Some records:
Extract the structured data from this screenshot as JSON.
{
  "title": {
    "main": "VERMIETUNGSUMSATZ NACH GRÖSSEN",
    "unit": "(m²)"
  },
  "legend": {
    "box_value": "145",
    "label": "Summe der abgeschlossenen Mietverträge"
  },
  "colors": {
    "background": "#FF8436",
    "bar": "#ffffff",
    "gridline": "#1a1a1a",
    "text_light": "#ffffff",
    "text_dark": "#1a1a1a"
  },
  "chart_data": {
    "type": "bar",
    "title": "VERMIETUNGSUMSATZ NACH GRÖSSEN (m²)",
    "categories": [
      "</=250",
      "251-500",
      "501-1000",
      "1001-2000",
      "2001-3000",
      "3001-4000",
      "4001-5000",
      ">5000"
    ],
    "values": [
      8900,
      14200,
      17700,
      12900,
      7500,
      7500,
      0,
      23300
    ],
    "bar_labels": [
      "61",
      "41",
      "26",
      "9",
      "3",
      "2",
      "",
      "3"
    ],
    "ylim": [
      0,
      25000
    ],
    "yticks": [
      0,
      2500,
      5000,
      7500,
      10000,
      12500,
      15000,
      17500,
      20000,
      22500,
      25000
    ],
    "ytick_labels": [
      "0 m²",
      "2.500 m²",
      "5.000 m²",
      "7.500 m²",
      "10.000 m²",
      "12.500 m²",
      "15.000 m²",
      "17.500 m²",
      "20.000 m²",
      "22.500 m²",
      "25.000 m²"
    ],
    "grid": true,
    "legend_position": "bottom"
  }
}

» To do: Reproduce every entry shown above, precisely as it stands.

» Output below:
Extract the structured data from this screenshot as JSON.
{
  "title": {
    "main": "VERMIETUNGSUMSATZ NACH GRÖSSEN",
    "unit": "(m²)"
  },
  "legend": {
    "box_value": "145",
    "label": "Summe der abgeschlossenen Mietverträge"
  },
  "colors": {
    "background": "#FF8436",
    "bar": "#ffffff",
    "gridline": "#1a1a1a",
    "text_light": "#ffffff",
    "text_dark": "#1a1a1a"
  },
  "chart_data": {
    "type": "bar",
    "title": "VERMIETUNGSUMSATZ NACH GRÖSSEN (m²)",
    "categories": [
      "</=250",
      "251-500",
      "501-1000",
      "1001-2000",
      "2001-3000",
      "3001-4000",
      "4001-5000",
      ">5000"
    ],
    "values": [
      8900,
      14200,
      17700,
      12900,
      7500,
      7500,
      0,
      23300
    ],
    "bar_labels": [
      "61",
      "41",
      "26",
      "9",
      "3",
      "2",
      "",
      "3"
    ],
    "ylim": [
      0,
      25000
    ],
    "yticks": [
      0,
      2500,
      5000,
      7500,
      10000,
      12500,
      15000,
      17500,
      20000,
      22500,
      25000
    ],
    "ytick_labels": [
      "0 m²",
      "2.500 m²",
      "5.000 m²",
      "7.500 m²",
      "10.000 m²",
      "12.500 m²",
      "15.000 m²",
      "17.500 m²",
      "20.000 m²",
      "22.500 m²",
      "25.000 m²"
    ],
    "grid": true,
    "legend_position": "bottom"
  }
}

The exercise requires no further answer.